▶ Task:
Extract every line that contains the word "chevron".

** START OF Exercise inputs **

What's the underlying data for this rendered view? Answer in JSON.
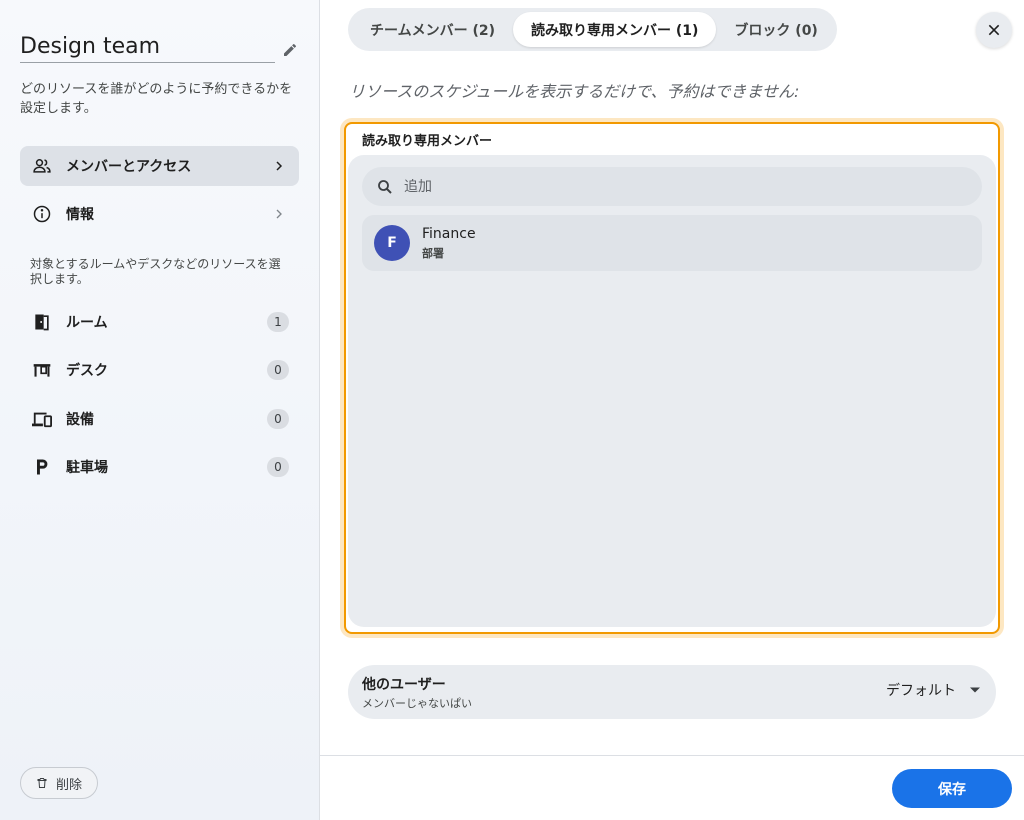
{
  "sidebar": {
    "team_title": "Design team",
    "team_description": "どのリソースを誰がどのように予約できるかを設定します。",
    "nav": [
      {
        "label": "メンバーとアクセス",
        "icon": "people-icon",
        "active": true
      },
      {
        "label": "情報",
        "icon": "info-icon",
        "active": false
      }
    ],
    "resource_description": "対象とするルームやデスクなどのリソースを選択します。",
    "resources": [
      {
        "label": "ルーム",
        "icon": "door-icon",
        "count": "1"
      },
      {
        "label": "デスク",
        "icon": "desk-icon",
        "count": "0"
      },
      {
        "label": "設備",
        "icon": "devices-icon",
        "count": "0"
      },
      {
        "label": "駐車場",
        "icon": "parking-icon",
        "count": "0"
      }
    ],
    "delete_label": "削除"
  },
  "tabs": [
    {
      "label": "チームメンバー (2)",
      "active": false
    },
    {
      "label": "読み取り専用メンバー (1)",
      "active": true
    },
    {
      "label": "ブロック (0)",
      "active": false
    }
  ],
  "subtitle": "リソースのスケジュールを表示するだけで、予約はできません:",
  "panel": {
    "title": "読み取り専用メンバー",
    "search_placeholder": "追加",
    "members": [
      {
        "initial": "F",
        "name": "Finance",
        "type": "部署"
      }
    ]
  },
  "other_users": {
    "title": "他のユーザー",
    "subtitle": "メンバーじゃないぱい",
    "selected": "デフォルト"
  },
  "save_label": "保存",
  "colors": {
    "accent": "#1a73e8",
    "highlight_border": "#f29900",
    "avatar": "#3f51b5"
  }
}
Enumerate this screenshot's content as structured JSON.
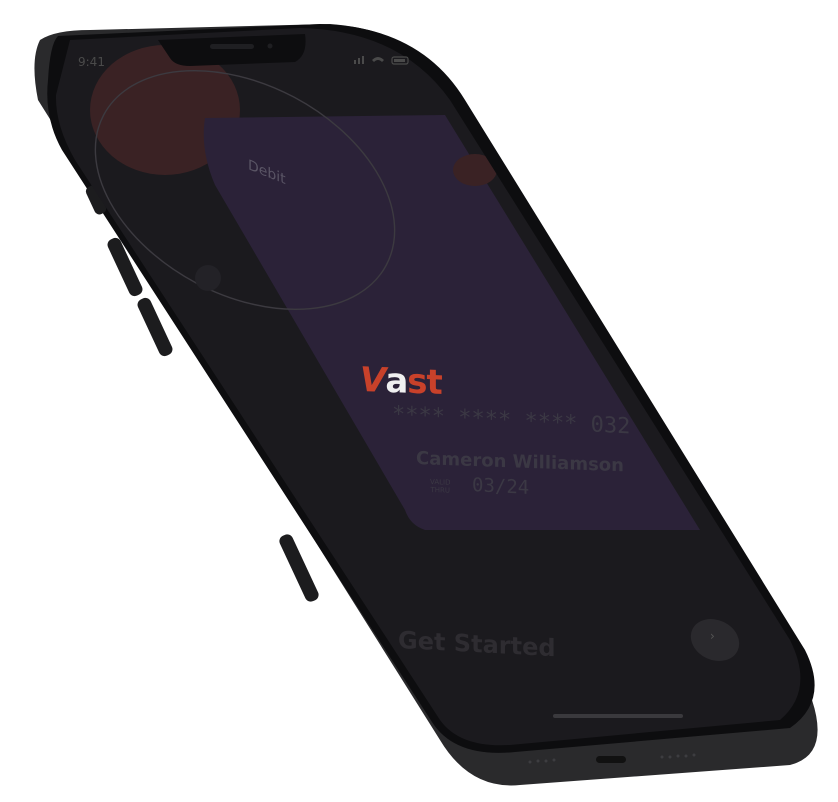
{
  "status_bar": {
    "time": "9:41"
  },
  "card": {
    "type": "Debit",
    "brand_parts": {
      "v": "V",
      "a": "a",
      "st": "st"
    },
    "number": "**** **** **** 032",
    "holder": "Cameron Williamson",
    "valid_label_line1": "VALID",
    "valid_label_line2": "THRU",
    "valid_thru": "03/24"
  },
  "cta": {
    "label": "Get Started",
    "next_icon": "chevron-right-icon",
    "next_glyph": "›"
  },
  "colors": {
    "accent": "#c8412a",
    "card_bg": "#2b2238",
    "screen_bg": "#1b1a1e",
    "frame": "#2d2d2f"
  }
}
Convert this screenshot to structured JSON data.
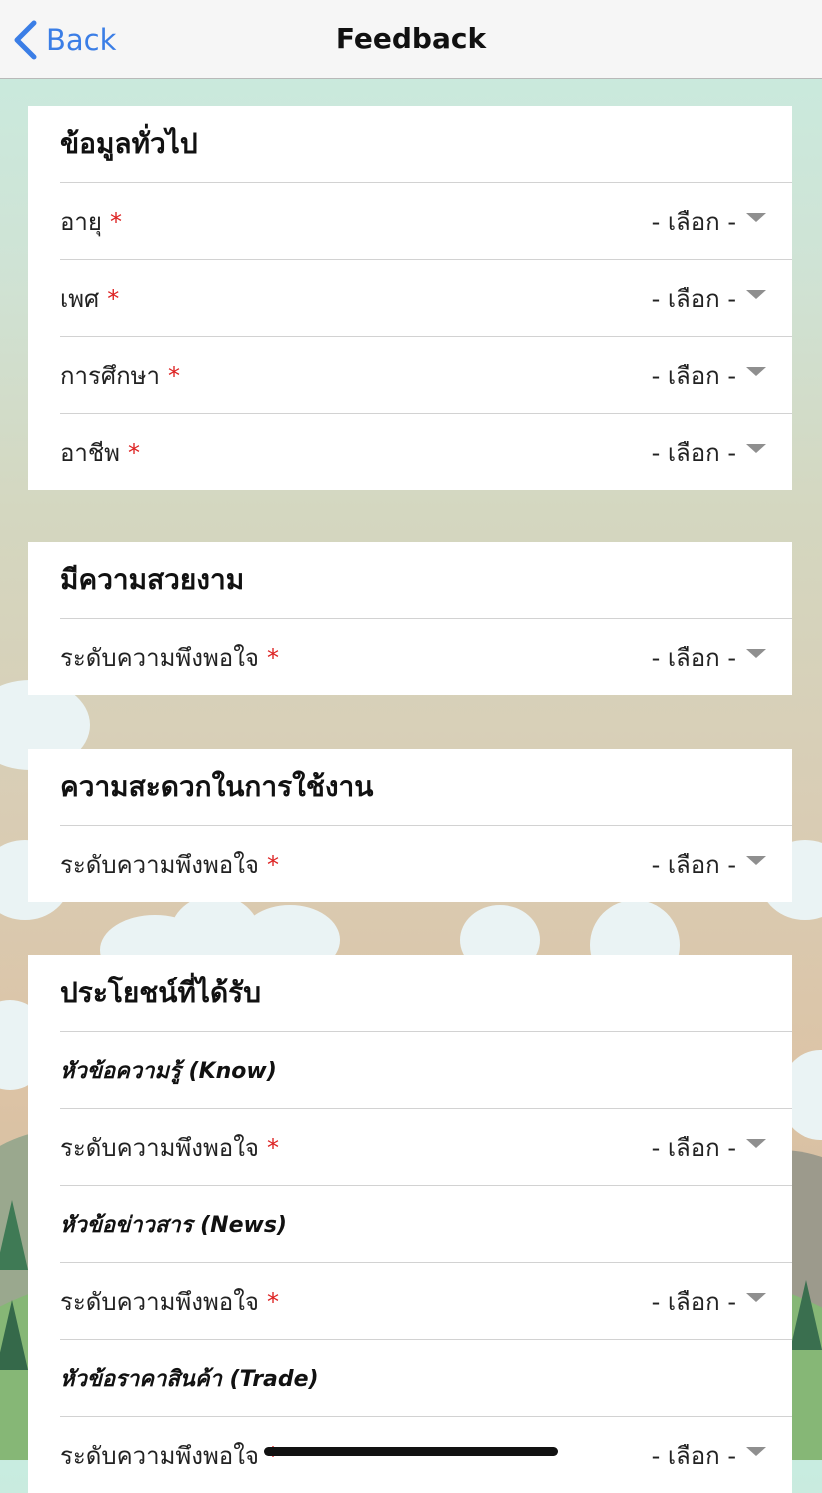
{
  "nav": {
    "back_label": "Back",
    "title": "Feedback"
  },
  "colors": {
    "accent": "#3b7ee6",
    "required": "#dd2222"
  },
  "select_placeholder": "- เลือก -",
  "sections": [
    {
      "title": "ข้อมูลทั่วไป",
      "rows": [
        {
          "type": "select",
          "label": "อายุ",
          "required": "*",
          "value": "- เลือก -"
        },
        {
          "type": "select",
          "label": "เพศ",
          "required": "*",
          "value": "- เลือก -"
        },
        {
          "type": "select",
          "label": "การศึกษา",
          "required": "*",
          "value": "- เลือก -"
        },
        {
          "type": "select",
          "label": "อาชีพ",
          "required": "*",
          "value": "- เลือก -"
        }
      ]
    },
    {
      "title": "มีความสวยงาม",
      "rows": [
        {
          "type": "select",
          "label": "ระดับความพึงพอใจ",
          "required": "*",
          "value": "- เลือก -"
        }
      ]
    },
    {
      "title": "ความสะดวกในการใช้งาน",
      "rows": [
        {
          "type": "select",
          "label": "ระดับความพึงพอใจ",
          "required": "*",
          "value": "- เลือก -"
        }
      ]
    },
    {
      "title": "ประโยชน์ที่ได้รับ",
      "rows": [
        {
          "type": "subhead",
          "label": "หัวข้อความรู้ (Know)"
        },
        {
          "type": "select",
          "label": "ระดับความพึงพอใจ",
          "required": "*",
          "value": "- เลือก -"
        },
        {
          "type": "subhead",
          "label": "หัวข้อข่าวสาร (News)"
        },
        {
          "type": "select",
          "label": "ระดับความพึงพอใจ",
          "required": "*",
          "value": "- เลือก -"
        },
        {
          "type": "subhead",
          "label": "หัวข้อราคาสินค้า (Trade)"
        },
        {
          "type": "select",
          "label": "ระดับความพึงพอใจ",
          "required": "*",
          "value": "- เลือก -"
        }
      ]
    }
  ]
}
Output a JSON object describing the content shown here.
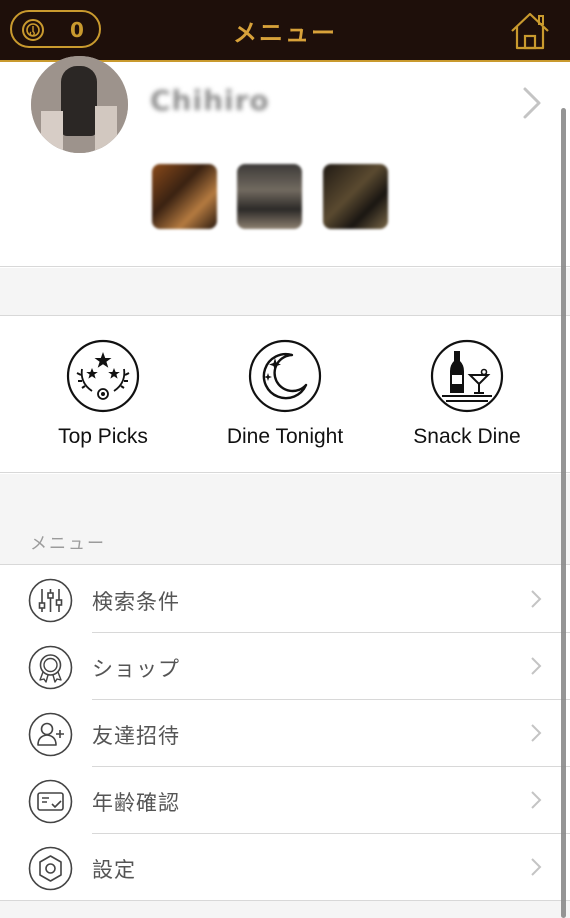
{
  "header": {
    "coin_count": "0",
    "title": "メニュー",
    "home_icon": "home-icon",
    "coin_icon": "coin-icon"
  },
  "profile": {
    "name": "Chihiro",
    "chevron_icon": "chevron-right-icon",
    "photos": [
      "photo-1",
      "photo-2",
      "photo-3"
    ]
  },
  "categories": [
    {
      "label": "Top Picks",
      "icon": "laurel-stars-icon"
    },
    {
      "label": "Dine Tonight",
      "icon": "moon-stars-icon"
    },
    {
      "label": "Snack Dine",
      "icon": "bottle-cocktail-icon"
    }
  ],
  "menu": {
    "section_label": "メニュー",
    "items": [
      {
        "label": "検索条件",
        "icon": "sliders-icon"
      },
      {
        "label": "ショップ",
        "icon": "badge-icon"
      },
      {
        "label": "友達招待",
        "icon": "add-friend-icon"
      },
      {
        "label": "年齢確認",
        "icon": "id-check-icon"
      },
      {
        "label": "設定",
        "icon": "hexagon-settings-icon"
      }
    ]
  },
  "colors": {
    "header_bg": "#1e0f0a",
    "accent_gold": "#c99a2e",
    "divider": "#d8d8d8",
    "section_bg": "#f5f5f5"
  }
}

** END OF Exercise inputs **

▶ Result of this task:
    "next_icon": "chevron-right-icon",
    "chevron_icon": "chevron-right-icon",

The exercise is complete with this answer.